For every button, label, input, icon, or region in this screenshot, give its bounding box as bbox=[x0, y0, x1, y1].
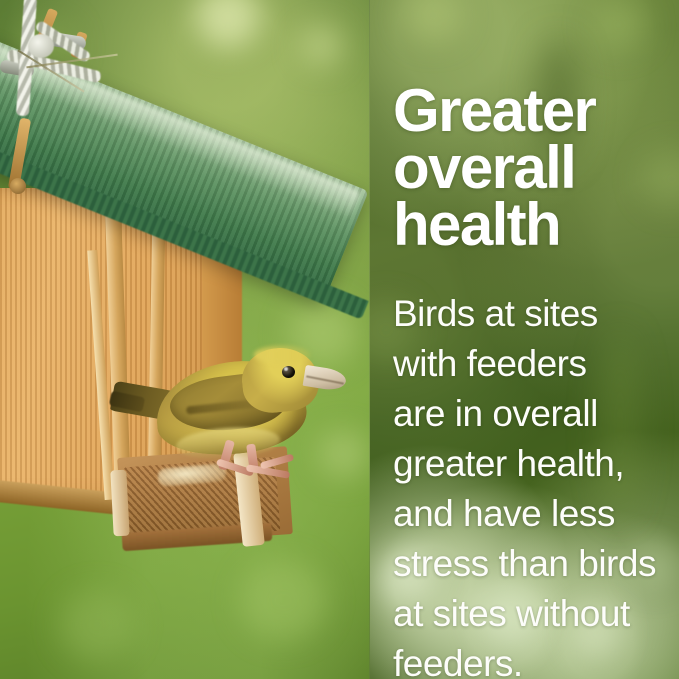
copy-block: Greater overall health Birds at sites wi… bbox=[393, 0, 679, 679]
body-line-1: Birds at sites bbox=[393, 289, 679, 339]
body-line-8: feeders. bbox=[393, 639, 679, 679]
headline-line-2: overall bbox=[393, 139, 679, 196]
page-title: Greater overall health bbox=[393, 82, 679, 253]
headline-line-1: Greater bbox=[393, 82, 679, 139]
bird-feeder-photo bbox=[0, 0, 370, 679]
body-line-3: are in overall bbox=[393, 389, 679, 439]
body-paragraph: Birds at sites with feeders are in overa… bbox=[393, 289, 679, 679]
text-panel: Greater overall health Birds at sites wi… bbox=[370, 0, 679, 679]
body-line-4: greater health, bbox=[393, 439, 679, 489]
dowel-end-cap bbox=[10, 178, 26, 194]
infographic-canvas: Greater overall health Birds at sites wi… bbox=[0, 0, 679, 679]
headline-line-3: health bbox=[393, 196, 679, 253]
bird-eye-glint bbox=[284, 367, 288, 371]
bokeh-highlight bbox=[300, 26, 342, 66]
body-line-6: stress than birds bbox=[393, 539, 679, 589]
bokeh-highlight bbox=[196, 0, 260, 48]
bird-toe bbox=[260, 453, 295, 469]
body-line-7: at sites without bbox=[393, 589, 679, 639]
greenfinch-bird bbox=[112, 336, 338, 482]
body-line-2: with feeders bbox=[393, 339, 679, 389]
rope-knot bbox=[28, 34, 54, 58]
bokeh-highlight bbox=[60, 590, 134, 660]
bokeh-highlight bbox=[240, 560, 326, 640]
bird-crown bbox=[254, 346, 310, 364]
body-line-5: and have less bbox=[393, 489, 679, 539]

----------

> REQUEST:
Give all the items again with "bokeh-highlight" swapped for "light-spot" everywhere it occurs, and leave out the pictures. Keep everything else unchanged.

> FINAL ANSWER:
For every button, label, input, icon, or region in this screenshot, give its bounding box as bbox=[x0, y0, x1, y1].
copy-block: Greater overall health Birds at sites wi… bbox=[393, 0, 679, 679]
body-line-1: Birds at sites bbox=[393, 289, 679, 339]
body-line-8: feeders. bbox=[393, 639, 679, 679]
headline-line-2: overall bbox=[393, 139, 679, 196]
page-title: Greater overall health bbox=[393, 82, 679, 253]
headline-line-1: Greater bbox=[393, 82, 679, 139]
bird-feeder-photo bbox=[0, 0, 370, 679]
body-line-3: are in overall bbox=[393, 389, 679, 439]
body-paragraph: Birds at sites with feeders are in overa… bbox=[393, 289, 679, 679]
text-panel: Greater overall health Birds at sites wi… bbox=[370, 0, 679, 679]
body-line-4: greater health, bbox=[393, 439, 679, 489]
dowel-end-cap bbox=[10, 178, 26, 194]
infographic-canvas: Greater overall health Birds at sites wi… bbox=[0, 0, 679, 679]
headline-line-3: health bbox=[393, 196, 679, 253]
bird-eye-glint bbox=[284, 367, 288, 371]
light-spot bbox=[300, 26, 342, 66]
body-line-6: stress than birds bbox=[393, 539, 679, 589]
light-spot bbox=[196, 0, 260, 48]
bird-toe bbox=[260, 453, 295, 469]
body-line-7: at sites without bbox=[393, 589, 679, 639]
greenfinch-bird bbox=[112, 336, 338, 482]
body-line-2: with feeders bbox=[393, 339, 679, 389]
rope-knot bbox=[28, 34, 54, 58]
light-spot bbox=[60, 590, 134, 660]
light-spot bbox=[240, 560, 326, 640]
bird-crown bbox=[254, 346, 310, 364]
body-line-5: and have less bbox=[393, 489, 679, 539]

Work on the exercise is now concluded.